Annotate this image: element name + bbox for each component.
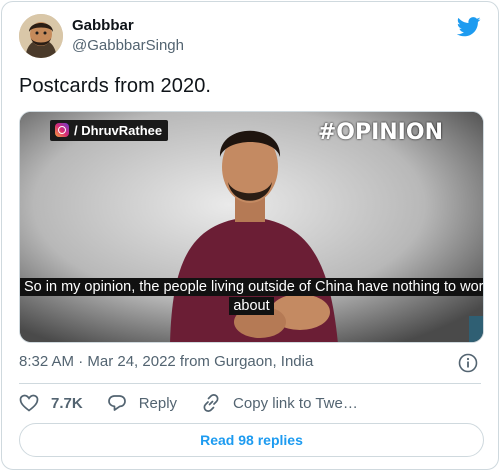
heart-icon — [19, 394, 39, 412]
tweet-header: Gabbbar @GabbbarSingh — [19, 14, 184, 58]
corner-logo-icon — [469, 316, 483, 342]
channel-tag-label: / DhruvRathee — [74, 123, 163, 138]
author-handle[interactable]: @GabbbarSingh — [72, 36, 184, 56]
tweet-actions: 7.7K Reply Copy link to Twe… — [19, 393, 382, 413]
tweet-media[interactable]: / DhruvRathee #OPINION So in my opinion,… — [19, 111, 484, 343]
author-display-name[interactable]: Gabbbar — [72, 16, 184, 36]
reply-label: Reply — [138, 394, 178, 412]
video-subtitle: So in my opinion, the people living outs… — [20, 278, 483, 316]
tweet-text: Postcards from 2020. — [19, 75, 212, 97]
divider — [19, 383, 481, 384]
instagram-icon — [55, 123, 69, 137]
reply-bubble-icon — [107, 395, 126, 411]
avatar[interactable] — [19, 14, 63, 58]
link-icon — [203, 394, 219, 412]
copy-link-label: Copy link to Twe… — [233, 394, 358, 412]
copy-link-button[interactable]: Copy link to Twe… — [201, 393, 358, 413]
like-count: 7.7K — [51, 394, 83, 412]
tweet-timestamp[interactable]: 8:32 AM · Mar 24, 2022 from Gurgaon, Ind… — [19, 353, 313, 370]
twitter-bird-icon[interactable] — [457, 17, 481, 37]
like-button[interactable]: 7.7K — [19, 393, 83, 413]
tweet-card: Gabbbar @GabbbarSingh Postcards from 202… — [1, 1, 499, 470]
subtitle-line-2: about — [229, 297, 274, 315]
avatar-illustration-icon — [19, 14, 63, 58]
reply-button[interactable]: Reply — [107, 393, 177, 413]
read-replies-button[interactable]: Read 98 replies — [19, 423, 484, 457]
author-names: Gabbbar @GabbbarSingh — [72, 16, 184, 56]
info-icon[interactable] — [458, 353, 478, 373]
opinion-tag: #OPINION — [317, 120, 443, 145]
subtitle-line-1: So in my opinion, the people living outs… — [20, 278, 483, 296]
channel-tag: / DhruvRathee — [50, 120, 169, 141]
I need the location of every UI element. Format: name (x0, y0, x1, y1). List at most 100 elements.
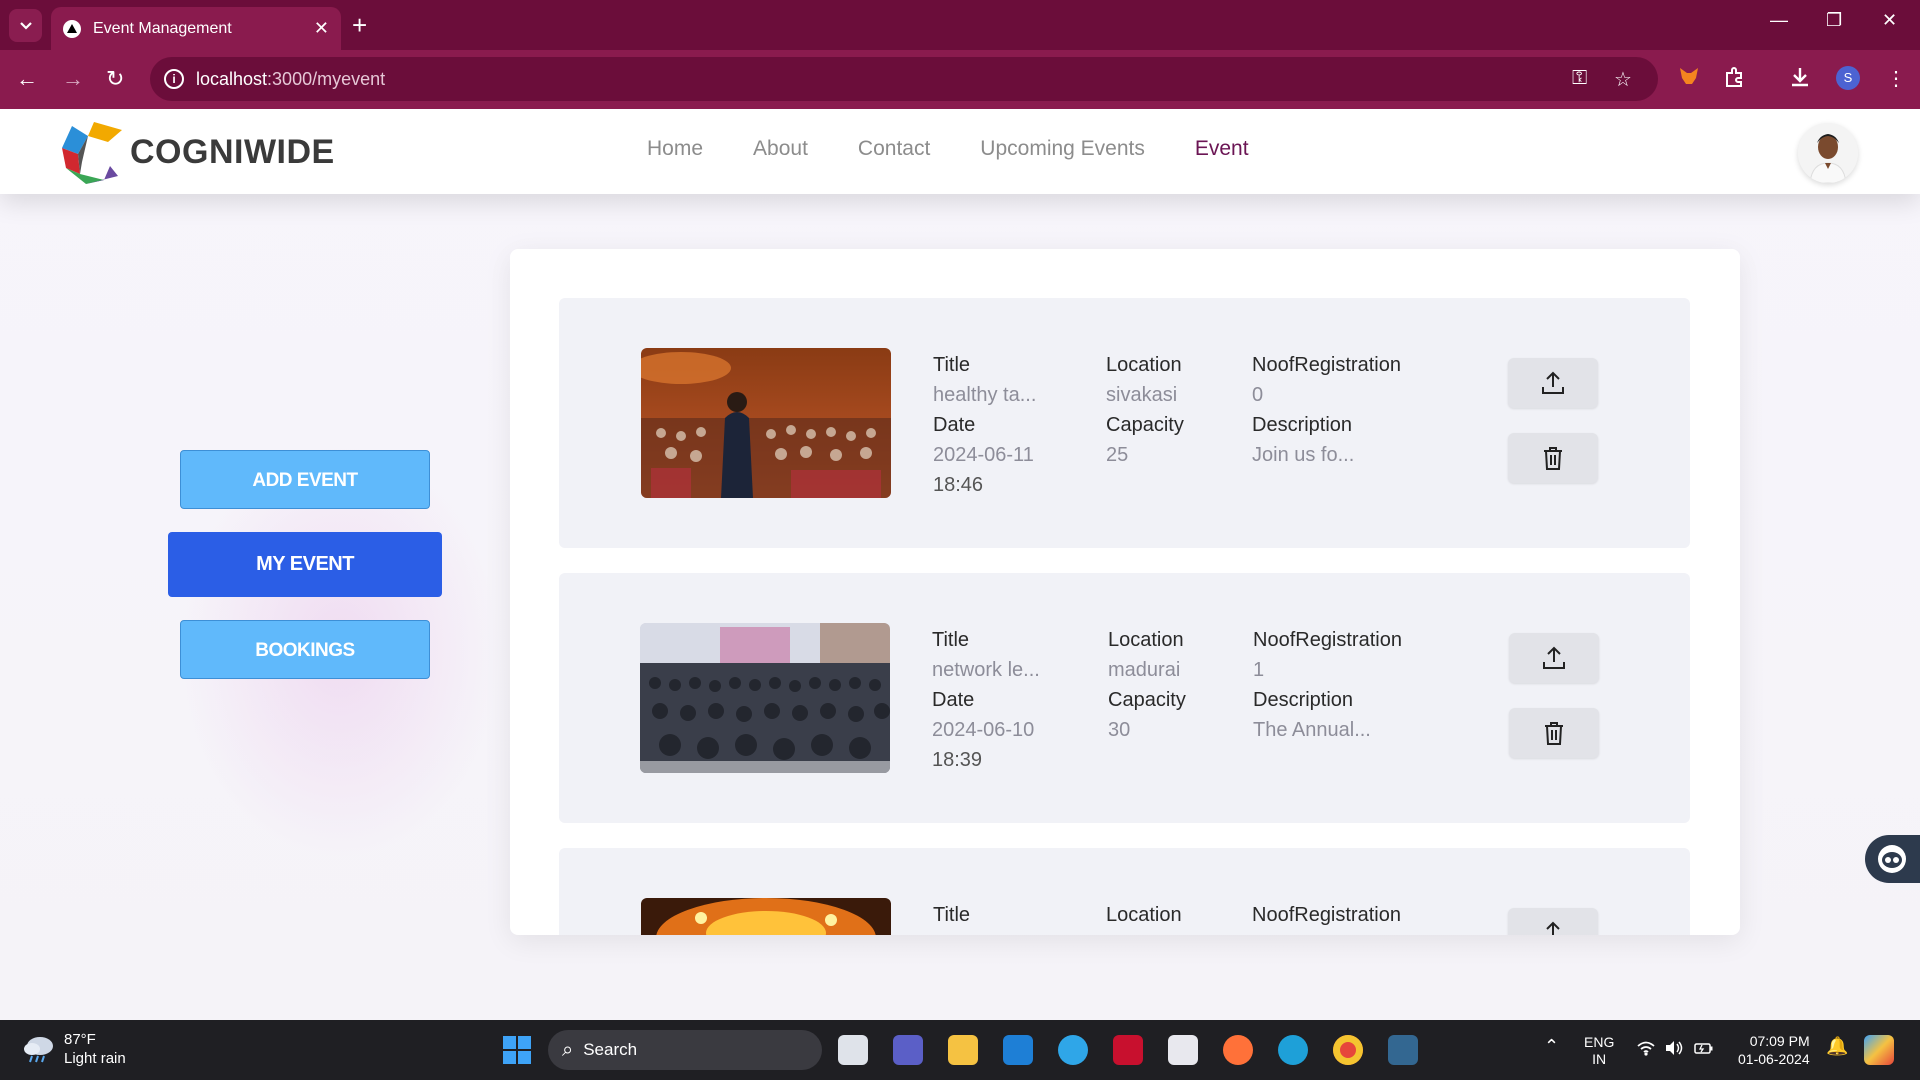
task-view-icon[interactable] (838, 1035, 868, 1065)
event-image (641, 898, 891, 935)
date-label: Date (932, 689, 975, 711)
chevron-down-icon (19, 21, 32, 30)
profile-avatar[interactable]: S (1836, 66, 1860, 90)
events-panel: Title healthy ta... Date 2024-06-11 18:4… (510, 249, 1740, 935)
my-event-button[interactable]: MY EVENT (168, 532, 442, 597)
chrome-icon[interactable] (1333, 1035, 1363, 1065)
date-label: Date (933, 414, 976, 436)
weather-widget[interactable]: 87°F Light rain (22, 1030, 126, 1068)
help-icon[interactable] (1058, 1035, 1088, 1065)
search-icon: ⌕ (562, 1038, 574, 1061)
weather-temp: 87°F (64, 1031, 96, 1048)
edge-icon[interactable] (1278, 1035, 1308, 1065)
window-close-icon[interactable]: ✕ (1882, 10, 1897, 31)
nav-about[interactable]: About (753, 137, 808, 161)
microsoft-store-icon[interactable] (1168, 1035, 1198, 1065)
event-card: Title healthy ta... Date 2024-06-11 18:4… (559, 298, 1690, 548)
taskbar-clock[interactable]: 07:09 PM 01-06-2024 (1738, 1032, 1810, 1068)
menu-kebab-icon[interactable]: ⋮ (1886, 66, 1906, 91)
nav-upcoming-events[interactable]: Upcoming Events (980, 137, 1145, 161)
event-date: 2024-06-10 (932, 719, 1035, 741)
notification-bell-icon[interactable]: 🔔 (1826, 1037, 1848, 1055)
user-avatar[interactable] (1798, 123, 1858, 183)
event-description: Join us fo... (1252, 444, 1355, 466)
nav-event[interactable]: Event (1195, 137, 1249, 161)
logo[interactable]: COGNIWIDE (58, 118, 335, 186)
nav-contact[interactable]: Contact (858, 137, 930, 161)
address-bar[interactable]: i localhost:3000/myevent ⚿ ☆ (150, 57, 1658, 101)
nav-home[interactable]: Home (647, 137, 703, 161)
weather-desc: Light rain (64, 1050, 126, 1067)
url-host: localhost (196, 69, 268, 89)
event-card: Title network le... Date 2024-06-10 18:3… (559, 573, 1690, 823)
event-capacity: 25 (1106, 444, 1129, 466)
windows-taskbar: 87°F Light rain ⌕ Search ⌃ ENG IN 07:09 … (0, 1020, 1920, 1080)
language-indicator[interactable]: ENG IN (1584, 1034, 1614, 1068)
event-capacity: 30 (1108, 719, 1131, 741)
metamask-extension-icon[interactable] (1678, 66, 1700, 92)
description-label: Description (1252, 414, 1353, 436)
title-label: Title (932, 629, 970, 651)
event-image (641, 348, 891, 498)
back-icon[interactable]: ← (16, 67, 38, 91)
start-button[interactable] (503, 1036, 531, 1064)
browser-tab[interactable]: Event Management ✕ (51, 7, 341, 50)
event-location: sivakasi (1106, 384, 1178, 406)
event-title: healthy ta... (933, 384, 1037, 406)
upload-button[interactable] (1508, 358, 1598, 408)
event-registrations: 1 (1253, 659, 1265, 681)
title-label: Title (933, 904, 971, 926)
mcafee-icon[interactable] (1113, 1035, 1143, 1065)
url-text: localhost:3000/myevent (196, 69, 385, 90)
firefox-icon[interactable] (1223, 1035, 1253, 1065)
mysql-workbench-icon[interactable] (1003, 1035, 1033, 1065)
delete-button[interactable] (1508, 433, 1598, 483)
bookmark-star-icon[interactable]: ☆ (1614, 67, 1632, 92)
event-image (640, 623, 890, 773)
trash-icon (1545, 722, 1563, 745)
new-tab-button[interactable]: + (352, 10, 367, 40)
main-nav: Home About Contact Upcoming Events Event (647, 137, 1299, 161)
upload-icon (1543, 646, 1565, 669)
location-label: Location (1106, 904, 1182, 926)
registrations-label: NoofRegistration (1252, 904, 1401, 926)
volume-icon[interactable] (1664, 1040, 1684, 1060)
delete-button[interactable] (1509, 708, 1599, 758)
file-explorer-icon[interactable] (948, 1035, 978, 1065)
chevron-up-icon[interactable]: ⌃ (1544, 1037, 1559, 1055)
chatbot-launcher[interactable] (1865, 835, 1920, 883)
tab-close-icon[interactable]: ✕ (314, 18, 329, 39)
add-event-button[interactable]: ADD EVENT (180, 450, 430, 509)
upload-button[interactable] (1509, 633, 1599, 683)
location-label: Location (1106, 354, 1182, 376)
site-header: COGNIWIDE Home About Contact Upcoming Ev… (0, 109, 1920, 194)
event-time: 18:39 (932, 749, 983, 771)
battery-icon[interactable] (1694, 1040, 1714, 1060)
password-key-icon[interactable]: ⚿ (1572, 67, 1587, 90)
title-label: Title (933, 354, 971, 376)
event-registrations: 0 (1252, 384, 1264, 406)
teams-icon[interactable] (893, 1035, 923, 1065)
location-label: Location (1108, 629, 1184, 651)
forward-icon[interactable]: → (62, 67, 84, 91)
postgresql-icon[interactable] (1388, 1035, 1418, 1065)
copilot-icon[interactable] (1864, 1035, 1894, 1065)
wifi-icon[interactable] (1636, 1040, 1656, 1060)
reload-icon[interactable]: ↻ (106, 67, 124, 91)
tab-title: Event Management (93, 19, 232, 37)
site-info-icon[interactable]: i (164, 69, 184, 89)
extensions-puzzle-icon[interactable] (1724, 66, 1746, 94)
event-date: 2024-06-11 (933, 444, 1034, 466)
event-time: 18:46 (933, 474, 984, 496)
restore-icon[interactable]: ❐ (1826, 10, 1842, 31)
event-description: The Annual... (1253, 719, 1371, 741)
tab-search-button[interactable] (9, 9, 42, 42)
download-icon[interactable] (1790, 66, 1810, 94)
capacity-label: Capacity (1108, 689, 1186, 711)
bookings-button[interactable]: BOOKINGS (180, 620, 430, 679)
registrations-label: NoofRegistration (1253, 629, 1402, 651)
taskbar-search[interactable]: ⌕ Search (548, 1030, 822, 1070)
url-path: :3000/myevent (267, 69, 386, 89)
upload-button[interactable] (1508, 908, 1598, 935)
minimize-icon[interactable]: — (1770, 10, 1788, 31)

────────────────────────────────────────

Requirement: Gather every line of the data above that contains the string "Light", and copy each one out in full. Case counts.

Solution for this task:
weather-widget[interactable]: 87°F Light rain (22, 1030, 126, 1068)
weather-desc: Light rain (64, 1050, 126, 1067)
windows-taskbar: 87°F Light rain ⌕ Search ⌃ ENG IN 07:09 … (0, 1020, 1920, 1080)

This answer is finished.